Input records
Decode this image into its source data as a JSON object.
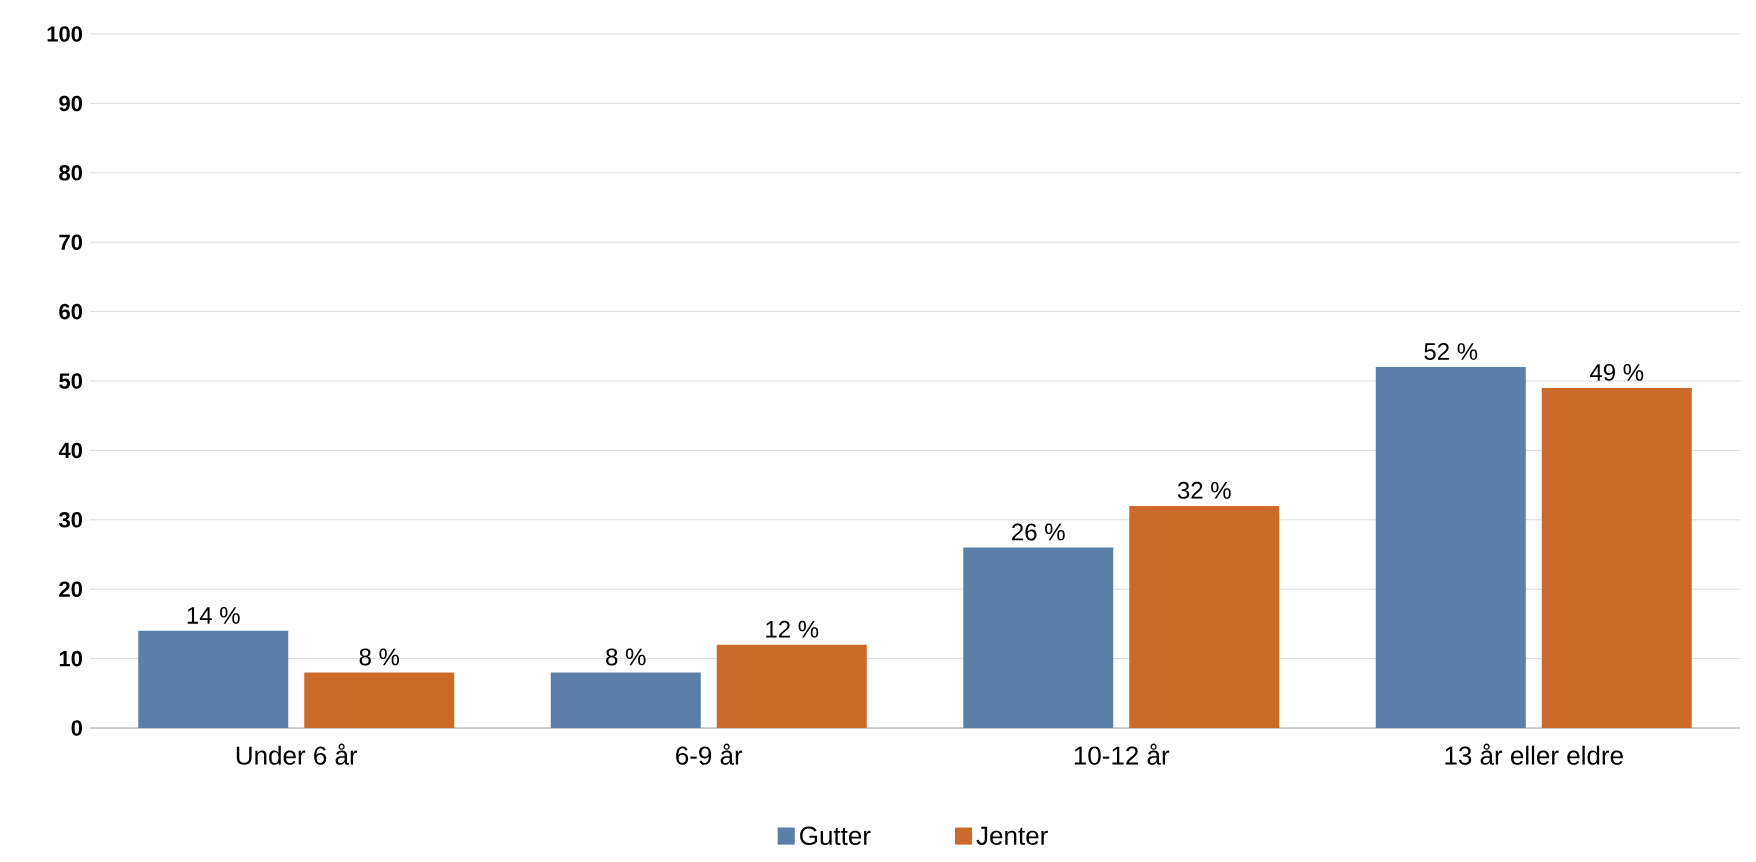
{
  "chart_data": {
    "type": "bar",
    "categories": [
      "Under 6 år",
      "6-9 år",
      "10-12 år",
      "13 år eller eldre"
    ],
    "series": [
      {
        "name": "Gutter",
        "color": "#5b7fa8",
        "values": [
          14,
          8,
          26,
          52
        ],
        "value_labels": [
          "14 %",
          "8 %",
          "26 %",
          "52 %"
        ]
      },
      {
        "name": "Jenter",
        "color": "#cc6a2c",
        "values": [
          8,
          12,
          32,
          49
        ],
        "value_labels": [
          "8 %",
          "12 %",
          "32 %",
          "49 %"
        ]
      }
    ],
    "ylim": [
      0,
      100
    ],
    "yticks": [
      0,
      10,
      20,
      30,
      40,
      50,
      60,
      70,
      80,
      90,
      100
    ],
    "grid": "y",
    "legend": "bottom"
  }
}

Short task
Quote every line word for word and keep the images out of the copy.

Task result
Decode this image into its source data as a JSON object.
{
  "chart_data": {
    "type": "bar",
    "categories": [
      "Under 6 år",
      "6-9 år",
      "10-12 år",
      "13 år eller eldre"
    ],
    "series": [
      {
        "name": "Gutter",
        "color": "#5b7fa8",
        "values": [
          14,
          8,
          26,
          52
        ],
        "value_labels": [
          "14 %",
          "8 %",
          "26 %",
          "52 %"
        ]
      },
      {
        "name": "Jenter",
        "color": "#cc6a2c",
        "values": [
          8,
          12,
          32,
          49
        ],
        "value_labels": [
          "8 %",
          "12 %",
          "32 %",
          "49 %"
        ]
      }
    ],
    "ylim": [
      0,
      100
    ],
    "yticks": [
      0,
      10,
      20,
      30,
      40,
      50,
      60,
      70,
      80,
      90,
      100
    ],
    "grid": "y",
    "legend": "bottom"
  }
}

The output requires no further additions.